> _DATA SHOWN_:

— Start —

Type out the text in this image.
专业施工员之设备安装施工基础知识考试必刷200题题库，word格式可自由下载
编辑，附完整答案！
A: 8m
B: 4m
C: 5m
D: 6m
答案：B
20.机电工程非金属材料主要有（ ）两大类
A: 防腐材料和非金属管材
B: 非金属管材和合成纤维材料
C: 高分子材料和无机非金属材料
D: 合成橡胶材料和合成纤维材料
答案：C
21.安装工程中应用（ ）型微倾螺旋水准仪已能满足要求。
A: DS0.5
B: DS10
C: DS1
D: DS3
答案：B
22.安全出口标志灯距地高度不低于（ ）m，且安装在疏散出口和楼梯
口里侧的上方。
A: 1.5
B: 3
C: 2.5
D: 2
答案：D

— End —

Restate the data above word for word.

> _WRITTEN ANSWER_:
Type out the text in this image.
专业施工员之设备安装施工基础知识考试必刷200题题库，word格式可自由下载
编辑，附完整答案！
A: 8m
B: 4m
C: 5m
D: 6m
答案：B
20.机电工程非金属材料主要有（ ）两大类
A: 防腐材料和非金属管材
B: 非金属管材和合成纤维材料
C: 高分子材料和无机非金属材料
D: 合成橡胶材料和合成纤维材料
答案：C
21.安装工程中应用（ ）型微倾螺旋水准仪已能满足要求。
A: DS0.5
B: DS10
C: DS1
D: DS3
答案：B
22.安全出口标志灯距地高度不低于（ ）m，且安装在疏散出口和楼梯
口里侧的上方。
A: 1.5
B: 3
C: 2.5
D: 2
答案：D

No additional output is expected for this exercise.